Print the listing below exactly.

--- BEGIN Input rows ---

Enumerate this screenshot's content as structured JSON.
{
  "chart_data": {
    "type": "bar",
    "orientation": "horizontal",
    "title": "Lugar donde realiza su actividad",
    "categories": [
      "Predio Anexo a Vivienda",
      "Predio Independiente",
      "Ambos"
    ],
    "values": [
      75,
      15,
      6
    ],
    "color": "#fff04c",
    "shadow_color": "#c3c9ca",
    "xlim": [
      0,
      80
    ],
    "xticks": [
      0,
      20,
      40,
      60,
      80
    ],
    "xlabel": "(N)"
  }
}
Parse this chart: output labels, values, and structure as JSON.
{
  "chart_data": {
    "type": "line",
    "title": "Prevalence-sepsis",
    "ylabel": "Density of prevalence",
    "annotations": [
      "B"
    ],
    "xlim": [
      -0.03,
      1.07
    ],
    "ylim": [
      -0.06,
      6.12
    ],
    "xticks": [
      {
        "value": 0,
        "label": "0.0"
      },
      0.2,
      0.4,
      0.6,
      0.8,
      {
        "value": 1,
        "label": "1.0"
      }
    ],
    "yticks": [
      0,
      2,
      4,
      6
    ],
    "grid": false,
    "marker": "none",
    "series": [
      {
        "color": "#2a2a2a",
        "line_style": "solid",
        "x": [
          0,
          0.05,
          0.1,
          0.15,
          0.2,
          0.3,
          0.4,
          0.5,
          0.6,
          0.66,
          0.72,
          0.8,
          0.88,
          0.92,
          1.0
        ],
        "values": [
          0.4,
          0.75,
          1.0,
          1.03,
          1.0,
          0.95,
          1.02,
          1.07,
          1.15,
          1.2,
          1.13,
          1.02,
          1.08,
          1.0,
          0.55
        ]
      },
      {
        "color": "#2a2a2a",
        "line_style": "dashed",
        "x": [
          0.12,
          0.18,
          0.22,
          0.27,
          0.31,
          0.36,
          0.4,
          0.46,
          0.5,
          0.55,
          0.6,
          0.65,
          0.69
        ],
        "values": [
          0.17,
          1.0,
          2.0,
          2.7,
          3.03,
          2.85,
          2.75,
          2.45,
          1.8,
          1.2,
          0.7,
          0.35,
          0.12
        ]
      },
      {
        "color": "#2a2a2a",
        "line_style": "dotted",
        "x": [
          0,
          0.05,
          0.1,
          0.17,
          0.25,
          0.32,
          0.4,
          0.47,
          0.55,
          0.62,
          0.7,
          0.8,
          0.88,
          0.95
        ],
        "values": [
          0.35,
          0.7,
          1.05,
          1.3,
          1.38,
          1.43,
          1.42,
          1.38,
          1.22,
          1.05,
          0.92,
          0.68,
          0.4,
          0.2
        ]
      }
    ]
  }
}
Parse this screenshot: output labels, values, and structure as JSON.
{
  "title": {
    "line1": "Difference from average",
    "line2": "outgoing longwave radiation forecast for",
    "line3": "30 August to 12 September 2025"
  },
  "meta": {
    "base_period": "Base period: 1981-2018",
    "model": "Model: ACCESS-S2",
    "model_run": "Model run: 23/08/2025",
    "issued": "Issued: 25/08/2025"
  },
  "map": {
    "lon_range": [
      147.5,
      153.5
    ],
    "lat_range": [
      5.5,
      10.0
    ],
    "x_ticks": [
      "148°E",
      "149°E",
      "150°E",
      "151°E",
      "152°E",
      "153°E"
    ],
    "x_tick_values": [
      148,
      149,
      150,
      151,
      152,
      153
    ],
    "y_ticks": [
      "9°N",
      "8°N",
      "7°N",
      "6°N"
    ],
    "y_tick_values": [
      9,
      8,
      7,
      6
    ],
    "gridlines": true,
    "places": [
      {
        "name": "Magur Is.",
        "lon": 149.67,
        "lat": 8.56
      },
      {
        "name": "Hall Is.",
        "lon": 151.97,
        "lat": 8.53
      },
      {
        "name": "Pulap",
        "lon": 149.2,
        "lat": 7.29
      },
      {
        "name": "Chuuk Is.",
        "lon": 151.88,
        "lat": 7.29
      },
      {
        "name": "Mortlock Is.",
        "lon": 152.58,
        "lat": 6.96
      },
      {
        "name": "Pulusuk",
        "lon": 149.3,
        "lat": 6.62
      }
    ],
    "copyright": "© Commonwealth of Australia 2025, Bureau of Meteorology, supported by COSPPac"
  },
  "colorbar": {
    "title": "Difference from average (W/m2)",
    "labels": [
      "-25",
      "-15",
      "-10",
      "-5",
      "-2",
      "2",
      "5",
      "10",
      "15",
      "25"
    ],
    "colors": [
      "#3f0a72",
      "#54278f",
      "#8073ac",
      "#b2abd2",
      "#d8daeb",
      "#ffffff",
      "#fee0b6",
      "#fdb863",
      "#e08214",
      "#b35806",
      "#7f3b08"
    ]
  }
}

--- END Input rows ---

Response:
Enumerate this screenshot's content as structured JSON.
{
  "chart_data": {
    "type": "bar",
    "orientation": "horizontal",
    "title": "Lugar donde realiza su actividad",
    "categories": [
      "Predio Anexo a Vivienda",
      "Predio Independiente",
      "Ambos"
    ],
    "values": [
      75,
      15,
      6
    ],
    "color": "#fff04c",
    "shadow_color": "#c3c9ca",
    "xlim": [
      0,
      80
    ],
    "xticks": [
      0,
      20,
      40,
      60,
      80
    ],
    "xlabel": "(N)"
  }
}
Parse this chart: output labels, values, and structure as JSON.
{
  "chart_data": {
    "type": "line",
    "title": "Prevalence-sepsis",
    "ylabel": "Density of prevalence",
    "annotations": [
      "B"
    ],
    "xlim": [
      -0.03,
      1.07
    ],
    "ylim": [
      -0.06,
      6.12
    ],
    "xticks": [
      {
        "value": 0,
        "label": "0.0"
      },
      0.2,
      0.4,
      0.6,
      0.8,
      {
        "value": 1,
        "label": "1.0"
      }
    ],
    "yticks": [
      0,
      2,
      4,
      6
    ],
    "grid": false,
    "marker": "none",
    "series": [
      {
        "color": "#2a2a2a",
        "line_style": "solid",
        "x": [
          0,
          0.05,
          0.1,
          0.15,
          0.2,
          0.3,
          0.4,
          0.5,
          0.6,
          0.66,
          0.72,
          0.8,
          0.88,
          0.92,
          1.0
        ],
        "values": [
          0.4,
          0.75,
          1.0,
          1.03,
          1.0,
          0.95,
          1.02,
          1.07,
          1.15,
          1.2,
          1.13,
          1.02,
          1.08,
          1.0,
          0.55
        ]
      },
      {
        "color": "#2a2a2a",
        "line_style": "dashed",
        "x": [
          0.12,
          0.18,
          0.22,
          0.27,
          0.31,
          0.36,
          0.4,
          0.46,
          0.5,
          0.55,
          0.6,
          0.65,
          0.69
        ],
        "values": [
          0.17,
          1.0,
          2.0,
          2.7,
          3.03,
          2.85,
          2.75,
          2.45,
          1.8,
          1.2,
          0.7,
          0.35,
          0.12
        ]
      },
      {
        "color": "#2a2a2a",
        "line_style": "dotted",
        "x": [
          0,
          0.05,
          0.1,
          0.17,
          0.25,
          0.32,
          0.4,
          0.47,
          0.55,
          0.62,
          0.7,
          0.8,
          0.88,
          0.95
        ],
        "values": [
          0.35,
          0.7,
          1.05,
          1.3,
          1.38,
          1.43,
          1.42,
          1.38,
          1.22,
          1.05,
          0.92,
          0.68,
          0.4,
          0.2
        ]
      }
    ]
  }
}
Parse this screenshot: output labels, values, and structure as JSON.
{
  "title": {
    "line1": "Difference from average",
    "line2": "outgoing longwave radiation forecast for",
    "line3": "30 August to 12 September 2025"
  },
  "meta": {
    "base_period": "Base period: 1981-2018",
    "model": "Model: ACCESS-S2",
    "model_run": "Model run: 23/08/2025",
    "issued": "Issued: 25/08/2025"
  },
  "map": {
    "lon_range": [
      147.5,
      153.5
    ],
    "lat_range": [
      5.5,
      10.0
    ],
    "x_ticks": [
      "148°E",
      "149°E",
      "150°E",
      "151°E",
      "152°E",
      "153°E"
    ],
    "x_tick_values": [
      148,
      149,
      150,
      151,
      152,
      153
    ],
    "y_ticks": [
      "9°N",
      "8°N",
      "7°N",
      "6°N"
    ],
    "y_tick_values": [
      9,
      8,
      7,
      6
    ],
    "gridlines": true,
    "places": [
      {
        "name": "Magur Is.",
        "lon": 149.67,
        "lat": 8.56
      },
      {
        "name": "Hall Is.",
        "lon": 151.97,
        "lat": 8.53
      },
      {
        "name": "Pulap",
        "lon": 149.2,
        "lat": 7.29
      },
      {
        "name": "Chuuk Is.",
        "lon": 151.88,
        "lat": 7.29
      },
      {
        "name": "Mortlock Is.",
        "lon": 152.58,
        "lat": 6.96
      },
      {
        "name": "Pulusuk",
        "lon": 149.3,
        "lat": 6.62
      }
    ],
    "copyright": "© Commonwealth of Australia 2025, Bureau of Meteorology, supported by COSPPac"
  },
  "colorbar": {
    "title": "Difference from average (W/m2)",
    "labels": [
      "-25",
      "-15",
      "-10",
      "-5",
      "-2",
      "2",
      "5",
      "10",
      "15",
      "25"
    ],
    "colors": [
      "#3f0a72",
      "#54278f",
      "#8073ac",
      "#b2abd2",
      "#d8daeb",
      "#ffffff",
      "#fee0b6",
      "#fdb863",
      "#e08214",
      "#b35806",
      "#7f3b08"
    ]
  }
}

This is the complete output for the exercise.